Challenge = Filter these entries, keeping only lines that hold the word "visible".

Dataset records
»»
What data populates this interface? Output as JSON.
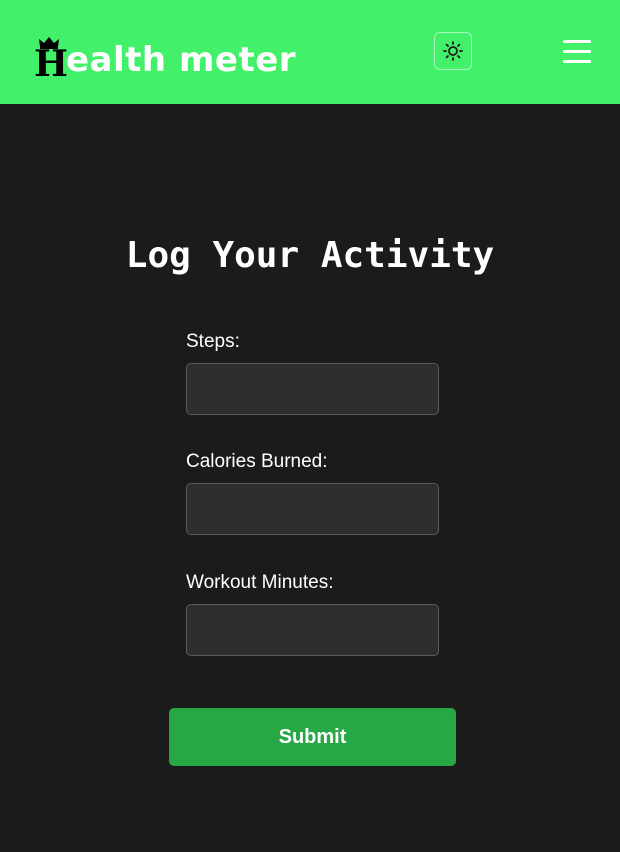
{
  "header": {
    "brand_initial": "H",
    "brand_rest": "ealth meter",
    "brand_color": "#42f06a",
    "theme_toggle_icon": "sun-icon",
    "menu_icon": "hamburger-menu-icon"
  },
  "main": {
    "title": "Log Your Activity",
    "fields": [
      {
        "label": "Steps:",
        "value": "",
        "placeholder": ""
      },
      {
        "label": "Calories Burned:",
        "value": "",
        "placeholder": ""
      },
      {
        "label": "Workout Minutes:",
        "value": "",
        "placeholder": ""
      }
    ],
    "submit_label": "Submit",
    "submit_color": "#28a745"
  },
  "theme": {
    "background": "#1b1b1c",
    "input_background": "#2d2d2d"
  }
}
««
»»
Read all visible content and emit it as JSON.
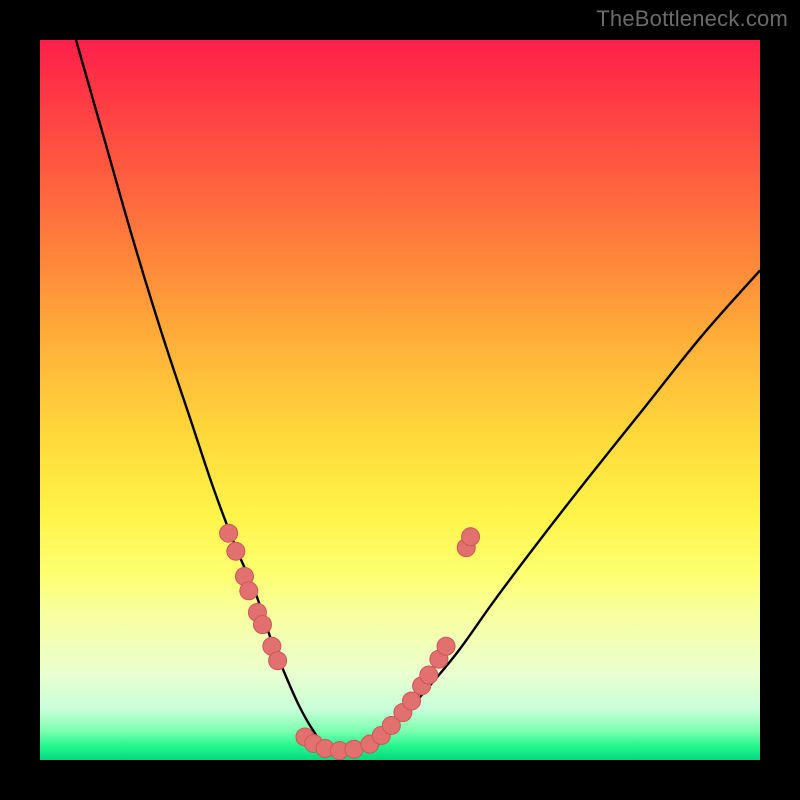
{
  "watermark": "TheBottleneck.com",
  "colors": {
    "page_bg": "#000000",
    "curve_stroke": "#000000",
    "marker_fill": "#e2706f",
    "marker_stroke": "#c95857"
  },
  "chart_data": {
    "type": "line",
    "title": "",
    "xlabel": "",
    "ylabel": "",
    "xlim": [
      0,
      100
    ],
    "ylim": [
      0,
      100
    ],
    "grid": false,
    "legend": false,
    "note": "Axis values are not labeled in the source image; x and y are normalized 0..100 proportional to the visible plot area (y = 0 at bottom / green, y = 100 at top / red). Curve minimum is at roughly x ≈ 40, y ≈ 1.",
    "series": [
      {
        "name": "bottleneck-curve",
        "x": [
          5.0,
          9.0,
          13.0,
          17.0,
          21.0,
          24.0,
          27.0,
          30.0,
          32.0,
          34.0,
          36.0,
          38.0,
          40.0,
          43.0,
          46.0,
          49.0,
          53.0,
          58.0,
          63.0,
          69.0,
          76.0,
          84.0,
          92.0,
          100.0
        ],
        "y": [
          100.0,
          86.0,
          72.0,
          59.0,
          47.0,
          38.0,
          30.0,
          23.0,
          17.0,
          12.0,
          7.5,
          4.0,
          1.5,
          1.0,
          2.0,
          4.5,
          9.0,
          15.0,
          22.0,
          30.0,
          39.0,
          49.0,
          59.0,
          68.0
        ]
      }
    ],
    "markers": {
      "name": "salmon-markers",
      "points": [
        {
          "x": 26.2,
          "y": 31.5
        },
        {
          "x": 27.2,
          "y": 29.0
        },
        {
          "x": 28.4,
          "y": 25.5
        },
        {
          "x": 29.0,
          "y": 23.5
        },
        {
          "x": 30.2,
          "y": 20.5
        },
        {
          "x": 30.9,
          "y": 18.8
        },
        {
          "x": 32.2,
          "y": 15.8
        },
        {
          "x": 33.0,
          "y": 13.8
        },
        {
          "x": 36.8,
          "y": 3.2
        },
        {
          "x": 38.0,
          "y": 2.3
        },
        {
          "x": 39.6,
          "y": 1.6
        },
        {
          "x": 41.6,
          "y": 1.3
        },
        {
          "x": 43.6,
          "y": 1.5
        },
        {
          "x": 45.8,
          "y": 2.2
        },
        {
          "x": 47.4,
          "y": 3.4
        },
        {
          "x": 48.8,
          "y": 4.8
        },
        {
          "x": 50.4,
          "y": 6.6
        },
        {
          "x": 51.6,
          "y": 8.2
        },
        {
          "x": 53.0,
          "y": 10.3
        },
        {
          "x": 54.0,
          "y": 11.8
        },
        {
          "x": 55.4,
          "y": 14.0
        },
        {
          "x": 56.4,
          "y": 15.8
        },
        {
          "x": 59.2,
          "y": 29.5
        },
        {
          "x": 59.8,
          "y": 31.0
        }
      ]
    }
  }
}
««
»»
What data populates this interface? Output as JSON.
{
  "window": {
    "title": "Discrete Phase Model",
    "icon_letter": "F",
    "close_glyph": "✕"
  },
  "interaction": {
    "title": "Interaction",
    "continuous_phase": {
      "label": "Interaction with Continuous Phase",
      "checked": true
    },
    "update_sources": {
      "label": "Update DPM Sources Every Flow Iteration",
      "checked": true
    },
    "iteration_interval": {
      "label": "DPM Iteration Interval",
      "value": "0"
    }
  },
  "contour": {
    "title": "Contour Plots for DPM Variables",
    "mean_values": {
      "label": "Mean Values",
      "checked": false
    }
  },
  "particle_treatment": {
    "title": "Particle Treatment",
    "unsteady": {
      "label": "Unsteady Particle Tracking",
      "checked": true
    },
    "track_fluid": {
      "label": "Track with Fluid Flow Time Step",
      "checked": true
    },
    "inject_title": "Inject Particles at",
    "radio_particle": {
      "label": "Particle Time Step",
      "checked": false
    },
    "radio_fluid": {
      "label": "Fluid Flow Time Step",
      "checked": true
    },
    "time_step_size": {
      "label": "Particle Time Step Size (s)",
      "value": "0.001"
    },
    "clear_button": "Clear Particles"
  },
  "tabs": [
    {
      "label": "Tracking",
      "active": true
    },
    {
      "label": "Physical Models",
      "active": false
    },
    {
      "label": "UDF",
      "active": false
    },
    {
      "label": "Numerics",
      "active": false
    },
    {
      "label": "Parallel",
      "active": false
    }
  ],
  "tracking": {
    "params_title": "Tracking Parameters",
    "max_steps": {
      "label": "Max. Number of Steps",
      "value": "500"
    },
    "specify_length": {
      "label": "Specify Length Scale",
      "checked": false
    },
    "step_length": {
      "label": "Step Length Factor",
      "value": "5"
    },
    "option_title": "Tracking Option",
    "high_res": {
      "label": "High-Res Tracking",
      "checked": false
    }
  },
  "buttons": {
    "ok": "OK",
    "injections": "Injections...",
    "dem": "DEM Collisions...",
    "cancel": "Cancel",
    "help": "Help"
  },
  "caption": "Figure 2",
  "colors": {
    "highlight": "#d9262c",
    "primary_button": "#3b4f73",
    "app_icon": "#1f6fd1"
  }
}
««
Exercise solution =
Read all visible content and emit it as JSON.
    "note": "Axis values are not labeled in the source image; x and y are normalized 0..100 proportional to the visible plot area (y = 0 at bottom / green, y = 100 at top / red). Curve minimum is at roughly x ≈ 40, y ≈ 1.",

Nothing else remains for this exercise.